- [Short exercise]: Copy all lines in which the word "your" can be found.
╭──
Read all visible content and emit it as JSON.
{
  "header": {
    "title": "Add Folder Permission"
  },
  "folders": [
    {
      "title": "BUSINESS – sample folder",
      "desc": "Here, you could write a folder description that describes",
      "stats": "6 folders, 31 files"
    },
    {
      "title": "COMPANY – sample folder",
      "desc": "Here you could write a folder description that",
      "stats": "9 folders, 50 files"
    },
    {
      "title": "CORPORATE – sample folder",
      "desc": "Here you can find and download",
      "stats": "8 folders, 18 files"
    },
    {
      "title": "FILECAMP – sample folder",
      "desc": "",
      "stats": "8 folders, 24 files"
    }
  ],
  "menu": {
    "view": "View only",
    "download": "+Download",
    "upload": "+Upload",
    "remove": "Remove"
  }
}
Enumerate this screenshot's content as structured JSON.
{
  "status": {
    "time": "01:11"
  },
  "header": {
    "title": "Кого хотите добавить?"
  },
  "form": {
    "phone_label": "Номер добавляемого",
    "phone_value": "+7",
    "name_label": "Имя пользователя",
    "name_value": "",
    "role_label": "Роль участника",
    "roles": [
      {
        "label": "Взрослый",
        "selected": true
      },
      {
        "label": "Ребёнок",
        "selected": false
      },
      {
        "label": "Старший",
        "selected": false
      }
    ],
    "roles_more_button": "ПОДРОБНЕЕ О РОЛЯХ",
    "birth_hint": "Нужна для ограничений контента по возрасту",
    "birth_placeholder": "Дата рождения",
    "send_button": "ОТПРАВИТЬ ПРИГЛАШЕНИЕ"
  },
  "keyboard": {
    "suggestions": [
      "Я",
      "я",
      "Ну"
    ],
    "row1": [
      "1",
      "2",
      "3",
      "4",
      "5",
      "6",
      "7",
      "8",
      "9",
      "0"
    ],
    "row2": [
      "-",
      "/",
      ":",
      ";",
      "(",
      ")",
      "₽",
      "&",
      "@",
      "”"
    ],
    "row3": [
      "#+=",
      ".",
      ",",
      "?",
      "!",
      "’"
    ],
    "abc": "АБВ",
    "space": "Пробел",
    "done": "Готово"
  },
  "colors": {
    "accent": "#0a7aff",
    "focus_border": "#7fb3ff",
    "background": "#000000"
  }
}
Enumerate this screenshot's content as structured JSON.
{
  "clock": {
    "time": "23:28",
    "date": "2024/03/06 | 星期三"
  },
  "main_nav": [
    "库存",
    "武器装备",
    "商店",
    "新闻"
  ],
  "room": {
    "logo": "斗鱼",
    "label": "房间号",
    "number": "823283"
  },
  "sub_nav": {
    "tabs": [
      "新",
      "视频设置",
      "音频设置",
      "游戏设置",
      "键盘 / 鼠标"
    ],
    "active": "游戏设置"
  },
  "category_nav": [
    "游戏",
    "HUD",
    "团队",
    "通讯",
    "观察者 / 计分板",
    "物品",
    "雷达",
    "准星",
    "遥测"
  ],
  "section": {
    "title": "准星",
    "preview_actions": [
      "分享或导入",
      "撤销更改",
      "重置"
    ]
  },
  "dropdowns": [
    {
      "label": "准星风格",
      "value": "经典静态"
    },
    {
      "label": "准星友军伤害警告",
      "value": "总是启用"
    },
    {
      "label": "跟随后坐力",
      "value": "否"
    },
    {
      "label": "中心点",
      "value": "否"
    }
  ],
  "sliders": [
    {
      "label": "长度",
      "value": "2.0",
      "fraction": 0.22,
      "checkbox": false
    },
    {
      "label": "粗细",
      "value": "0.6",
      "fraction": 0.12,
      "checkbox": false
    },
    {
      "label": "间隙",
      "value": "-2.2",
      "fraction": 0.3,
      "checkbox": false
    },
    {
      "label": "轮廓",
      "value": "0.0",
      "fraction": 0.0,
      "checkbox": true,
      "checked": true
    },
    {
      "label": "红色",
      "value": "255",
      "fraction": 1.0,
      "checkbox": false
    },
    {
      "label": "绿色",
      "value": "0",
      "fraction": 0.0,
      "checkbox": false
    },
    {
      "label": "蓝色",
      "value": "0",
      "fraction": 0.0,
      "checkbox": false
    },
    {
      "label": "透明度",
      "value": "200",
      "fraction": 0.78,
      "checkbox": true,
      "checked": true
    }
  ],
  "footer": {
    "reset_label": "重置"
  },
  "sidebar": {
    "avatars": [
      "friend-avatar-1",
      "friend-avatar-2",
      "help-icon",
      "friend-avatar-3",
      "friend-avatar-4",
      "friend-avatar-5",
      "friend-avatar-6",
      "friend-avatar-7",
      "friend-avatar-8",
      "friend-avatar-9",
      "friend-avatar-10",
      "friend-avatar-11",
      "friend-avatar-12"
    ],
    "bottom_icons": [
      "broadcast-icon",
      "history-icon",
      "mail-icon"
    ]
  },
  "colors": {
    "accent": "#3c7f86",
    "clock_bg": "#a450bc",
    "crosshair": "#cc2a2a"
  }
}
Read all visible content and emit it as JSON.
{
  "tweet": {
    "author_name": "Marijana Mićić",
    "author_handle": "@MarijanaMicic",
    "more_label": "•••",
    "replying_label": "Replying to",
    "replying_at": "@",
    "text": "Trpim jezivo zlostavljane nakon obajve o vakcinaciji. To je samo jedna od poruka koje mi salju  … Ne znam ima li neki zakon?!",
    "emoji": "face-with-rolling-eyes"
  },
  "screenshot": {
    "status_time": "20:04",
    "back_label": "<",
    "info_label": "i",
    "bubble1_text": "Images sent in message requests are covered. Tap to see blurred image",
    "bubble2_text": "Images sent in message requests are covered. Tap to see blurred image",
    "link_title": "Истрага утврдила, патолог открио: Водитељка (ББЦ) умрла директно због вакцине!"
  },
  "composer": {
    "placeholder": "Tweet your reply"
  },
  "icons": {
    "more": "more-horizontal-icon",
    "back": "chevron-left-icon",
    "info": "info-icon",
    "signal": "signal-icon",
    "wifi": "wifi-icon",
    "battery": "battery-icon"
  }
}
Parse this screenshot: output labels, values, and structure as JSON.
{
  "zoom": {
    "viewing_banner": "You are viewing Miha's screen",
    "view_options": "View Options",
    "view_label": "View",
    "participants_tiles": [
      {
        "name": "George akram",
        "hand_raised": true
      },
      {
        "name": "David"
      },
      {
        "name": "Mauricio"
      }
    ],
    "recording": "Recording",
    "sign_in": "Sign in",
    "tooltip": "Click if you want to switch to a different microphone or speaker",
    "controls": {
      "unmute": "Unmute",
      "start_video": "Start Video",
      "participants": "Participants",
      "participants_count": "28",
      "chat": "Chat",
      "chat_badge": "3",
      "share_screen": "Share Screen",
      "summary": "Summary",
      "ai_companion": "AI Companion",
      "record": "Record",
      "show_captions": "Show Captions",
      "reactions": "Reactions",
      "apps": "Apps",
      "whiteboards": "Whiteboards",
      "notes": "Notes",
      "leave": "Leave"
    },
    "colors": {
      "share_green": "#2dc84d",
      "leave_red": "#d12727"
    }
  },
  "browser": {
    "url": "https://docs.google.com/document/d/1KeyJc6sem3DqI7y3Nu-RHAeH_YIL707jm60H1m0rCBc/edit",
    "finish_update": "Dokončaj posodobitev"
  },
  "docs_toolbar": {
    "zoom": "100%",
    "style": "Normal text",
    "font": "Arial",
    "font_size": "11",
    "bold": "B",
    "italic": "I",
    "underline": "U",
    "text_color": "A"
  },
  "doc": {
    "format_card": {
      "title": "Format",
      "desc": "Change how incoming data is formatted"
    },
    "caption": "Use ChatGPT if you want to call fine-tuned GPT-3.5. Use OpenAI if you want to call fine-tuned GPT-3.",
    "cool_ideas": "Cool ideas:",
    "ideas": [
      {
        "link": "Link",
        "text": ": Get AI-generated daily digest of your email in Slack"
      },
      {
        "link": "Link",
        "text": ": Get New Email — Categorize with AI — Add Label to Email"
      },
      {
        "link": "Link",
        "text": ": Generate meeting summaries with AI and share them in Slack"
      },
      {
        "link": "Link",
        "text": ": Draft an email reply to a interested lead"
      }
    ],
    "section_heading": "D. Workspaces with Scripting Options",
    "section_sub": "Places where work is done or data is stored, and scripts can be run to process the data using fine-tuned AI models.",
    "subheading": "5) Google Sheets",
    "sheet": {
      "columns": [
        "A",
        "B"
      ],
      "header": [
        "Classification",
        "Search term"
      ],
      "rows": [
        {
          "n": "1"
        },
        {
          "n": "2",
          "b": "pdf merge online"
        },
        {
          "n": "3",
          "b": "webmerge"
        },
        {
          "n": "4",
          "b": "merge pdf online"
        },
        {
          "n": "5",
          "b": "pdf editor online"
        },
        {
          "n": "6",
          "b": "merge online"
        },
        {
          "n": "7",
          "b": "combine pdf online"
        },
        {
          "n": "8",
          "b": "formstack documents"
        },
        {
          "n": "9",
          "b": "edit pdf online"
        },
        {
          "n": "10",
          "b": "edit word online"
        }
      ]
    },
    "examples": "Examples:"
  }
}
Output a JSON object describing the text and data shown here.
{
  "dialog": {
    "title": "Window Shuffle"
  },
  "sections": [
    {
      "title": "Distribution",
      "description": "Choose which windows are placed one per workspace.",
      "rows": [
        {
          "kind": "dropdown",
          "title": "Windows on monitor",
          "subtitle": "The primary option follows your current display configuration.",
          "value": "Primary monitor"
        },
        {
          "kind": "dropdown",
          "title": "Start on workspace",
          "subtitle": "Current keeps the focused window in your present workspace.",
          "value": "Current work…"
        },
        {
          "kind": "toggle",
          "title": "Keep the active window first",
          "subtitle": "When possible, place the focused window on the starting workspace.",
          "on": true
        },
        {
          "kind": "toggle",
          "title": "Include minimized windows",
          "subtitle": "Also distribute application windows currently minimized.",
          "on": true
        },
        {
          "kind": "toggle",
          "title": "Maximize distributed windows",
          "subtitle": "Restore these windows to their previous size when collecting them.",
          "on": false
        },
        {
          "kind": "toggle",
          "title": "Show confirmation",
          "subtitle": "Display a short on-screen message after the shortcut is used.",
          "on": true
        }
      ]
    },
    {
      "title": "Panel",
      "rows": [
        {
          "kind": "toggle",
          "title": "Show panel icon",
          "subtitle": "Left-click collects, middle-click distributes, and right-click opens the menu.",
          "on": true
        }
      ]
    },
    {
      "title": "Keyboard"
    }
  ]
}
╰──
- [Answer for the task]:
    "placeholder": "Tweet your reply"
        "text": ": Get AI-generated daily digest of your email in Slack"
          "subtitle": "The primary option follows your current display configuration.",
          "subtitle": "Current keeps the focused window in your present workspace.",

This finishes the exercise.